* Set problem 1
Please render the lines of the data entries below as one numbered list, leaving out any blank lines.

Art Crusader: The Enduring Legacy of Deborah D. Weisel

This timeline explores the life and work of Deborah Delp Weisel (1868-1950).

Deborah Weisel moved to Springfield in 1921 and went on to expand the Art Department at what is now Missouri State University, found and establish the Springfield Art Museum, and advocate for the betterment of Springfield through the arts, responsible city planning, and the expansion of green space. She also strove to extend the benefits of exhibitions and art education to rural communities in Southwest Missouri, with an emphasis making art available to young children.

1868-10-03 00:00:00

Birth & Ancestry

Deborah Delp Weisel is born to Anthony Fretz Weisel and Hannah Eliza Delp Weisel at her maternal grandparents' farmhouse in Doylestown, PA.

* Set problem 2
Give the part of the timeline again that opens with the words containing "Deborah Weisel moved" and closes with "in Doylestown, PA.", renaming "exhibitions" as "art shows".

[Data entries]
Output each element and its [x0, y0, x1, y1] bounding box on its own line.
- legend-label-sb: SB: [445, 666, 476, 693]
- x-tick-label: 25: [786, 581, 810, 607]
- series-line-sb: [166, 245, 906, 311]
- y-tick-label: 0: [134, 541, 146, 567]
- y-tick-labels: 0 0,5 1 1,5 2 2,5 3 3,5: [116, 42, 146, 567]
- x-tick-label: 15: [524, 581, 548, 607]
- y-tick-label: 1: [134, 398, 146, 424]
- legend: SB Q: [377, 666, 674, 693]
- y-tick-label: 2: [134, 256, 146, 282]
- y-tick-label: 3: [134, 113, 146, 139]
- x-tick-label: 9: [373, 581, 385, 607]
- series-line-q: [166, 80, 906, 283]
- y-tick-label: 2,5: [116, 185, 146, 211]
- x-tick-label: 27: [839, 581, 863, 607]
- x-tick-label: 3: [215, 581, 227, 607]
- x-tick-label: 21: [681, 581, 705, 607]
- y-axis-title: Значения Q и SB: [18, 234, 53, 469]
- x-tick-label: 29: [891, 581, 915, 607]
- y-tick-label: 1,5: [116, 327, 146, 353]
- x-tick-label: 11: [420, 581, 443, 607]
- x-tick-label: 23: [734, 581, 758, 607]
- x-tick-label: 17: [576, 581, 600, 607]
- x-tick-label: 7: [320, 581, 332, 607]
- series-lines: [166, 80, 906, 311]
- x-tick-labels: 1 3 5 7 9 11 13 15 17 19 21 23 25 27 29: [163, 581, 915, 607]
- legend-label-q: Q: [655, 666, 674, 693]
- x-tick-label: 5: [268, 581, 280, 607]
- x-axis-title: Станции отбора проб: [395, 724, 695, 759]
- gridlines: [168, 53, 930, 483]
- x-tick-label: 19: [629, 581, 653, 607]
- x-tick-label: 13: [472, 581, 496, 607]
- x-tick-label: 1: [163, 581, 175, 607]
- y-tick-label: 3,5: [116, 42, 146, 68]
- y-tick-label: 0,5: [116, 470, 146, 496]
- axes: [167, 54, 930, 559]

* Correct response 1
1. Output each element and its [x0, y0, x1, y1] bounding box on its own line.
2. - legend-label-sb: SB: [445, 666, 476, 693]
3. - x-tick-label: 25: [786, 581, 810, 607]
4. - series-line-sb: [166, 245, 906, 311]
5. - y-tick-label: 0: [134, 541, 146, 567]
6. - y-tick-labels: 0 0,5 1 1,5 2 2,5 3 3,5: [116, 42, 146, 567]
7. - x-tick-label: 15: [524, 581, 548, 607]
8. - y-tick-label: 1: [134, 398, 146, 424]
9. - legend: SB Q: [377, 666, 674, 693]
10. - y-tick-label: 2: [134, 256, 146, 282]
11. - y-tick-label: 3: [134, 113, 146, 139]
12. - x-tick-label: 9: [373, 581, 385, 607]
13. - series-line-q: [166, 80, 906, 283]
14. - y-tick-label: 2,5: [116, 185, 146, 211]
15. - x-tick-label: 27: [839, 581, 863, 607]
16. - x-tick-label: 3: [215, 581, 227, 607]
17. - x-tick-label: 21: [681, 581, 705, 607]
18. - y-axis-title: Значения Q и SB: [18, 234, 53, 469]
19. - x-tick-label: 29: [891, 581, 915, 607]
20. - y-tick-label: 1,5: [116, 327, 146, 353]
21. - x-tick-label: 11: [420, 581, 443, 607]
22. - x-tick-label: 23: [734, 581, 758, 607]
23. - x-tick-label: 17: [576, 581, 600, 607]
24. - x-tick-label: 7: [320, 581, 332, 607]
25. - series-lines: [166, 80, 906, 311]
26. - x-tick-labels: 1 3 5 7 9 11 13 15 17 19 21 23 25 27 29: [163, 581, 915, 607]
27. - legend-label-q: Q: [655, 666, 674, 693]
28. - x-tick-label: 5: [268, 581, 280, 607]
29. - x-axis-title: Станции отбора проб: [395, 724, 695, 759]
30. - gridlines: [168, 53, 930, 483]
31. - x-tick-label: 19: [629, 581, 653, 607]
32. - x-tick-label: 13: [472, 581, 496, 607]
33. - x-tick-label: 1: [163, 581, 175, 607]
34. - y-tick-label: 3,5: [116, 42, 146, 68]
35. - y-tick-label: 0,5: [116, 470, 146, 496]
36. - axes: [167, 54, 930, 559]

* Correct response 2
Deborah Weisel moved to Springfield in 1921 and went on to expand the Art Department at what is now Missouri State University, found and establish the Springfield Art Museum, and advocate for the betterment of Springfield through the arts, responsible city planning, and the expansion of green space. She also strove to extend the benefits of art shows and art education to rural communities in Southwest Missouri, with an emphasis making art available to young children.

1868-10-03 00:00:00

Birth & Ancestry

Deborah Delp Weisel is born to Anthony Fretz Weisel and Hannah Eliza Delp Weisel at her maternal grandparents' farmhouse in Doylestown, PA.